• [Work to complete] Please copy the material below word for word, leaving out the pictures.
[BEGIN Dataset entries]
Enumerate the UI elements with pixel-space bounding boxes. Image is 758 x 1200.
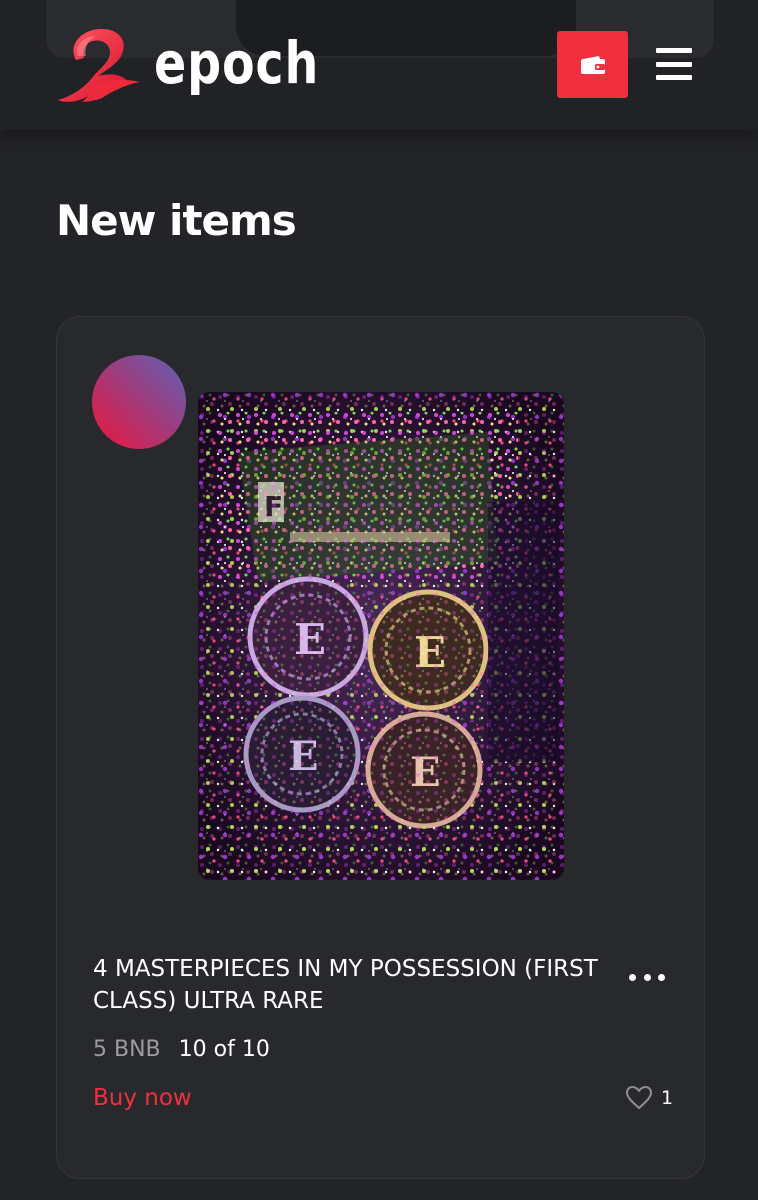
item-price: 5 BNB xyxy=(93,1037,161,1062)
item-stock: 10 of 10 xyxy=(178,1037,270,1062)
brand-logo[interactable]: epoch xyxy=(58,26,355,104)
menu-bar xyxy=(656,75,692,80)
hamburger-menu-icon[interactable] xyxy=(656,48,692,80)
nft-artwork-graphic: F E E E E xyxy=(198,392,564,880)
menu-bar xyxy=(656,48,692,53)
wallet-button[interactable] xyxy=(557,31,628,98)
creator-avatar[interactable] xyxy=(92,355,186,449)
nft-artwork-image[interactable]: F E E E E xyxy=(198,392,564,880)
like-count: 1 xyxy=(661,1086,674,1109)
wallet-icon xyxy=(580,55,605,74)
more-dots-icon[interactable] xyxy=(629,969,665,985)
site-header: epoch xyxy=(0,0,758,130)
section-title: New items xyxy=(56,196,297,245)
epoch-logo-icon xyxy=(58,28,140,102)
menu-bar xyxy=(656,61,692,67)
like-button[interactable]: 1 xyxy=(625,1085,673,1110)
heart-outline-icon xyxy=(625,1085,653,1110)
nft-item-card[interactable]: F E E E E 4 MASTERPIECES IN MY POSSESSIO… xyxy=(56,316,705,1179)
item-title[interactable]: 4 MASTERPIECES IN MY POSSESSION (FIRST C… xyxy=(93,953,603,1017)
brand-name: epoch xyxy=(154,29,320,97)
buy-now-link[interactable]: Buy now xyxy=(93,1085,192,1111)
price-row: 5 BNB 10 of 10 xyxy=(93,1037,270,1062)
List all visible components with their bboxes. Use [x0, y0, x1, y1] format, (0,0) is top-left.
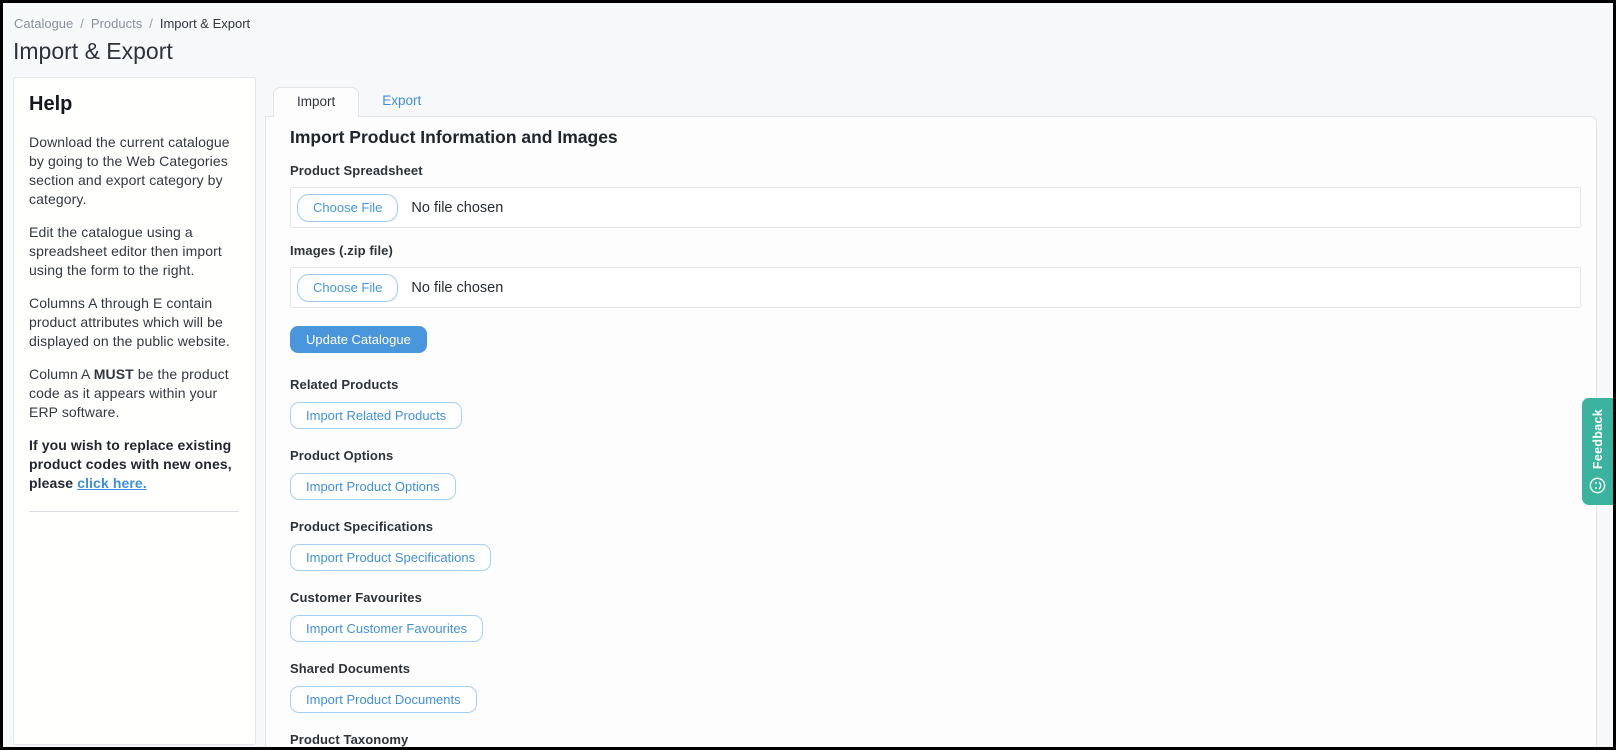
page-title: Import & Export: [13, 38, 173, 65]
help-paragraph-4-text: Column A: [29, 366, 94, 382]
choose-file-button[interactable]: Choose File: [297, 274, 398, 302]
breadcrumb-current: Import & Export: [160, 16, 250, 31]
import-panel: Import Product Information and Images Pr…: [265, 116, 1597, 750]
panel-heading: Import Product Information and Images: [290, 127, 1581, 148]
customer-favourites-section: Customer Favourites Import Customer Favo…: [290, 590, 1581, 642]
customer-favourites-label: Customer Favourites: [290, 590, 1581, 605]
related-products-section: Related Products Import Related Products: [290, 377, 1581, 429]
help-divider: [29, 511, 239, 512]
shared-documents-label: Shared Documents: [290, 661, 1581, 676]
update-catalogue-button[interactable]: Update Catalogue: [290, 326, 427, 353]
main-content: Import Export Import Product Information…: [265, 87, 1597, 745]
related-products-label: Related Products: [290, 377, 1581, 392]
feedback-label: Feedback: [1591, 409, 1605, 469]
tab-bar: Import Export: [273, 87, 1597, 116]
product-options-section: Product Options Import Product Options: [290, 448, 1581, 500]
file-status-text: No file chosen: [411, 280, 503, 296]
import-customer-favourites-button[interactable]: Import Customer Favourites: [290, 615, 483, 642]
product-spreadsheet-label: Product Spreadsheet: [290, 163, 1581, 178]
tab-export[interactable]: Export: [359, 87, 444, 116]
click-here-link[interactable]: click here.: [77, 475, 147, 491]
tab-import[interactable]: Import: [273, 87, 359, 117]
smiley-icon: [1589, 477, 1606, 494]
help-paragraph-5: If you wish to replace existing product …: [29, 436, 241, 493]
help-paragraph-4-bold: MUST: [94, 366, 134, 382]
import-related-products-button[interactable]: Import Related Products: [290, 402, 462, 429]
shared-documents-section: Shared Documents Import Product Document…: [290, 661, 1581, 713]
breadcrumb-catalogue[interactable]: Catalogue: [14, 16, 73, 31]
product-taxonomy-section: Product Taxonomy Import Product Taxonomy: [290, 732, 1581, 750]
import-product-specifications-button[interactable]: Import Product Specifications: [290, 544, 491, 571]
help-paragraph-2: Edit the catalogue using a spreadsheet e…: [29, 223, 241, 280]
screen: Catalogue / Products / Import & Export I…: [0, 0, 1616, 750]
help-paragraph-3: Columns A through E contain product attr…: [29, 294, 241, 351]
breadcrumb: Catalogue / Products / Import & Export: [14, 16, 250, 31]
breadcrumb-separator: /: [149, 16, 153, 31]
file-status-text: No file chosen: [411, 200, 503, 216]
help-panel: Help Download the current catalogue by g…: [13, 77, 256, 745]
breadcrumb-products[interactable]: Products: [91, 16, 142, 31]
help-paragraph-4: Column A MUST be the product code as it …: [29, 365, 241, 422]
product-specifications-section: Product Specifications Import Product Sp…: [290, 519, 1581, 571]
images-zip-file-input: Choose File No file chosen: [290, 267, 1581, 308]
feedback-tab[interactable]: Feedback: [1582, 398, 1613, 505]
breadcrumb-separator: /: [80, 16, 84, 31]
product-specifications-label: Product Specifications: [290, 519, 1581, 534]
import-product-options-button[interactable]: Import Product Options: [290, 473, 456, 500]
import-product-documents-button[interactable]: Import Product Documents: [290, 686, 477, 713]
images-zip-label: Images (.zip file): [290, 243, 1581, 258]
choose-file-button[interactable]: Choose File: [297, 194, 398, 222]
product-taxonomy-label: Product Taxonomy: [290, 732, 1581, 747]
help-paragraph-1: Download the current catalogue by going …: [29, 133, 241, 209]
product-options-label: Product Options: [290, 448, 1581, 463]
help-title: Help: [29, 93, 241, 116]
product-spreadsheet-file-input: Choose File No file chosen: [290, 187, 1581, 228]
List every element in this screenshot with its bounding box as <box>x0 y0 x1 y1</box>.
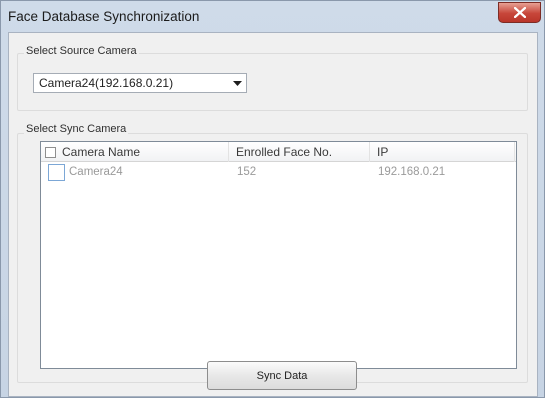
[END Dataset entries]
• [Result]
Enumerate the UI elements with pixel-space bounding boxes. Image is 758 x 1200.
item-price: 5 BNB xyxy=(93,1037,161,1062)
item-stock: 10 of 10 xyxy=(178,1037,270,1062)
brand-logo[interactable]: epoch xyxy=(58,26,355,104)
menu-bar xyxy=(656,75,692,80)
hamburger-menu-icon[interactable] xyxy=(656,48,692,80)
nft-artwork-graphic: F E E E E xyxy=(198,392,564,880)
menu-bar xyxy=(656,48,692,53)
wallet-button[interactable] xyxy=(557,31,628,98)
creator-avatar[interactable] xyxy=(92,355,186,449)
nft-artwork-image[interactable]: F E E E E xyxy=(198,392,564,880)
like-count: 1 xyxy=(661,1086,674,1109)
wallet-icon xyxy=(580,55,605,74)
more-dots-icon[interactable] xyxy=(629,969,665,985)
site-header: epoch xyxy=(0,0,758,130)
section-title: New items xyxy=(56,196,297,245)
epoch-logo-icon xyxy=(58,28,140,102)
menu-bar xyxy=(656,61,692,67)
like-button[interactable]: 1 xyxy=(625,1085,673,1110)
heart-outline-icon xyxy=(625,1085,653,1110)
nft-item-card[interactable]: F E E E E 4 MASTERPIECES IN MY POSSESSIO… xyxy=(56,316,705,1179)
item-title[interactable]: 4 MASTERPIECES IN MY POSSESSION (FIRST C… xyxy=(93,953,603,1017)
brand-name: epoch xyxy=(154,29,320,97)
buy-now-link[interactable]: Buy now xyxy=(93,1085,192,1111)
price-row: 5 BNB 10 of 10 xyxy=(93,1037,270,1062)
List all visible components with their bboxes. Use [x0, y0, x1, y1] format, (0,0) is top-left.
page-title: Import & Export: [13, 38, 173, 65]
help-paragraph-4-text: Column A: [29, 366, 94, 382]
choose-file-button[interactable]: Choose File: [297, 274, 398, 302]
breadcrumb-current: Import & Export: [160, 16, 250, 31]
import-panel: Import Product Information and Images Pr…: [265, 116, 1597, 750]
panel-heading: Import Product Information and Images: [290, 127, 1581, 148]
customer-favourites-section: Customer Favourites Import Customer Favo…: [290, 590, 1581, 642]
customer-favourites-label: Customer Favourites: [290, 590, 1581, 605]
related-products-section: Related Products Import Related Products: [290, 377, 1581, 429]
help-divider: [29, 511, 239, 512]
shared-documents-label: Shared Documents: [290, 661, 1581, 676]
update-catalogue-button[interactable]: Update Catalogue: [290, 326, 427, 353]
main-content: Import Export Import Product Information…: [265, 87, 1597, 745]
related-products-label: Related Products: [290, 377, 1581, 392]
feedback-label: Feedback: [1591, 409, 1605, 469]
tab-bar: Import Export: [273, 87, 1597, 116]
product-options-section: Product Options Import Product Options: [290, 448, 1581, 500]
file-status-text: No file chosen: [411, 280, 503, 296]
import-customer-favourites-button[interactable]: Import Customer Favourites: [290, 615, 483, 642]
product-spreadsheet-label: Product Spreadsheet: [290, 163, 1581, 178]
tab-export[interactable]: Export: [359, 87, 444, 116]
click-here-link[interactable]: click here.: [77, 475, 147, 491]
tab-import[interactable]: Import: [273, 87, 359, 117]
smiley-icon: [1589, 477, 1606, 494]
help-paragraph-5: If you wish to replace existing product …: [29, 436, 241, 493]
help-paragraph-4-bold: MUST: [94, 366, 134, 382]
import-related-products-button[interactable]: Import Related Products: [290, 402, 462, 429]
shared-documents-section: Shared Documents Import Product Document…: [290, 661, 1581, 713]
breadcrumb-catalogue[interactable]: Catalogue: [14, 16, 73, 31]
product-taxonomy-section: Product Taxonomy Import Product Taxonomy: [290, 732, 1581, 750]
import-product-specifications-button[interactable]: Import Product Specifications: [290, 544, 491, 571]
help-paragraph-2: Edit the catalogue using a spreadsheet e…: [29, 223, 241, 280]
screen: Catalogue / Products / Import & Export I…: [0, 0, 1616, 750]
help-paragraph-3: Columns A through E contain product attr…: [29, 294, 241, 351]
breadcrumb: Catalogue / Products / Import & Export: [14, 16, 250, 31]
breadcrumb-separator: /: [149, 16, 153, 31]
file-status-text: No file chosen: [411, 200, 503, 216]
help-panel: Help Download the current catalogue by g…: [13, 77, 256, 745]
breadcrumb-products[interactable]: Products: [91, 16, 142, 31]
help-paragraph-4: Column A MUST be the product code as it …: [29, 365, 241, 422]
product-specifications-section: Product Specifications Import Product Sp…: [290, 519, 1581, 571]
images-zip-file-input: Choose File No file chosen: [290, 267, 1581, 308]
feedback-tab[interactable]: Feedback: [1582, 398, 1613, 505]
breadcrumb-separator: /: [80, 16, 84, 31]
product-specifications-label: Product Specifications: [290, 519, 1581, 534]
import-product-options-button[interactable]: Import Product Options: [290, 473, 456, 500]
import-product-documents-button[interactable]: Import Product Documents: [290, 686, 477, 713]
images-zip-label: Images (.zip file): [290, 243, 1581, 258]
choose-file-button[interactable]: Choose File: [297, 194, 398, 222]
product-taxonomy-label: Product Taxonomy: [290, 732, 1581, 747]
help-paragraph-1: Download the current catalogue by going …: [29, 133, 241, 209]
product-options-label: Product Options: [290, 448, 1581, 463]
help-title: Help: [29, 93, 241, 116]
product-spreadsheet-file-input: Choose File No file chosen: [290, 187, 1581, 228]
List every element in this screenshot with its bounding box as <box>x0 y0 x1 y1</box>.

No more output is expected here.